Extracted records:

========================================================================

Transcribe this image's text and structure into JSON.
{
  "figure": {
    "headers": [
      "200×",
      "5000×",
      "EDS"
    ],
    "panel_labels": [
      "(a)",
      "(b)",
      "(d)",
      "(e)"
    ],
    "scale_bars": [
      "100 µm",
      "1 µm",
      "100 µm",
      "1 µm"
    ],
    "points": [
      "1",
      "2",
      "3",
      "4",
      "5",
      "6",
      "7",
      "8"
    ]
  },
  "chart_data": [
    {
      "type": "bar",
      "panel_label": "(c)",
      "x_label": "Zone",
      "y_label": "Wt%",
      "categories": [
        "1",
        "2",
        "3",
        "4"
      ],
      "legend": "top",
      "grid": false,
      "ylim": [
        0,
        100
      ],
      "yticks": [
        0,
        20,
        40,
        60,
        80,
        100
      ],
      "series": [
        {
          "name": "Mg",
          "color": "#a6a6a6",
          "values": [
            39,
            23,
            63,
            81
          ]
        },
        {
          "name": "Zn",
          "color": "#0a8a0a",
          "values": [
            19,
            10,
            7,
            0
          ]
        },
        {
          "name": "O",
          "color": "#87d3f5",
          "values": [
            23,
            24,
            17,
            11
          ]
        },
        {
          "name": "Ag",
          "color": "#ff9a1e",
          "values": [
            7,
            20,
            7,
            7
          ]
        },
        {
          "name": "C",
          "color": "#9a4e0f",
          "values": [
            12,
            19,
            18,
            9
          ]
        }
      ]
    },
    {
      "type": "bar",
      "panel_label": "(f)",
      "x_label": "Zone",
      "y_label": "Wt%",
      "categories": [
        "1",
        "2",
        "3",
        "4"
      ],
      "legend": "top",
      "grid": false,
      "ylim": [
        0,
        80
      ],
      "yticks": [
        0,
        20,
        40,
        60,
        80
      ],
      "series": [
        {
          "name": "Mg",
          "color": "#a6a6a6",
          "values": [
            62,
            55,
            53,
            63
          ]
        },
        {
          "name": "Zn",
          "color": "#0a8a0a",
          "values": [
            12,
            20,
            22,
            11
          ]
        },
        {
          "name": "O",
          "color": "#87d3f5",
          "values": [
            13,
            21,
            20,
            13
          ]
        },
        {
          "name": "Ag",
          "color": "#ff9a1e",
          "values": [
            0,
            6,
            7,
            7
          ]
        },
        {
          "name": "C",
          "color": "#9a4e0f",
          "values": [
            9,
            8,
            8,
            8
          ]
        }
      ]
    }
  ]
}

========================================================================

■ **Aim**: Copy out the full material exactly as it appears.

■ **Result of this exercise**:
Transcribe this image's text and structure into JSON.
{
  "figure": {
    "headers": [
      "200×",
      "5000×",
      "EDS"
    ],
    "panel_labels": [
      "(a)",
      "(b)",
      "(d)",
      "(e)"
    ],
    "scale_bars": [
      "100 µm",
      "1 µm",
      "100 µm",
      "1 µm"
    ],
    "points": [
      "1",
      "2",
      "3",
      "4",
      "5",
      "6",
      "7",
      "8"
    ]
  },
  "chart_data": [
    {
      "type": "bar",
      "panel_label": "(c)",
      "x_label": "Zone",
      "y_label": "Wt%",
      "categories": [
        "1",
        "2",
        "3",
        "4"
      ],
      "legend": "top",
      "grid": false,
      "ylim": [
        0,
        100
      ],
      "yticks": [
        0,
        20,
        40,
        60,
        80,
        100
      ],
      "series": [
        {
          "name": "Mg",
          "color": "#a6a6a6",
          "values": [
            39,
            23,
            63,
            81
          ]
        },
        {
          "name": "Zn",
          "color": "#0a8a0a",
          "values": [
            19,
            10,
            7,
            0
          ]
        },
        {
          "name": "O",
          "color": "#87d3f5",
          "values": [
            23,
            24,
            17,
            11
          ]
        },
        {
          "name": "Ag",
          "color": "#ff9a1e",
          "values": [
            7,
            20,
            7,
            7
          ]
        },
        {
          "name": "C",
          "color": "#9a4e0f",
          "values": [
            12,
            19,
            18,
            9
          ]
        }
      ]
    },
    {
      "type": "bar",
      "panel_label": "(f)",
      "x_label": "Zone",
      "y_label": "Wt%",
      "categories": [
        "1",
        "2",
        "3",
        "4"
      ],
      "legend": "top",
      "grid": false,
      "ylim": [
        0,
        80
      ],
      "yticks": [
        0,
        20,
        40,
        60,
        80
      ],
      "series": [
        {
          "name": "Mg",
          "color": "#a6a6a6",
          "values": [
            62,
            55,
            53,
            63
          ]
        },
        {
          "name": "Zn",
          "color": "#0a8a0a",
          "values": [
            12,
            20,
            22,
            11
          ]
        },
        {
          "name": "O",
          "color": "#87d3f5",
          "values": [
            13,
            21,
            20,
            13
          ]
        },
        {
          "name": "Ag",
          "color": "#ff9a1e",
          "values": [
            0,
            6,
            7,
            7
          ]
        },
        {
          "name": "C",
          "color": "#9a4e0f",
          "values": [
            9,
            8,
            8,
            8
          ]
        }
      ]
    }
  ]
}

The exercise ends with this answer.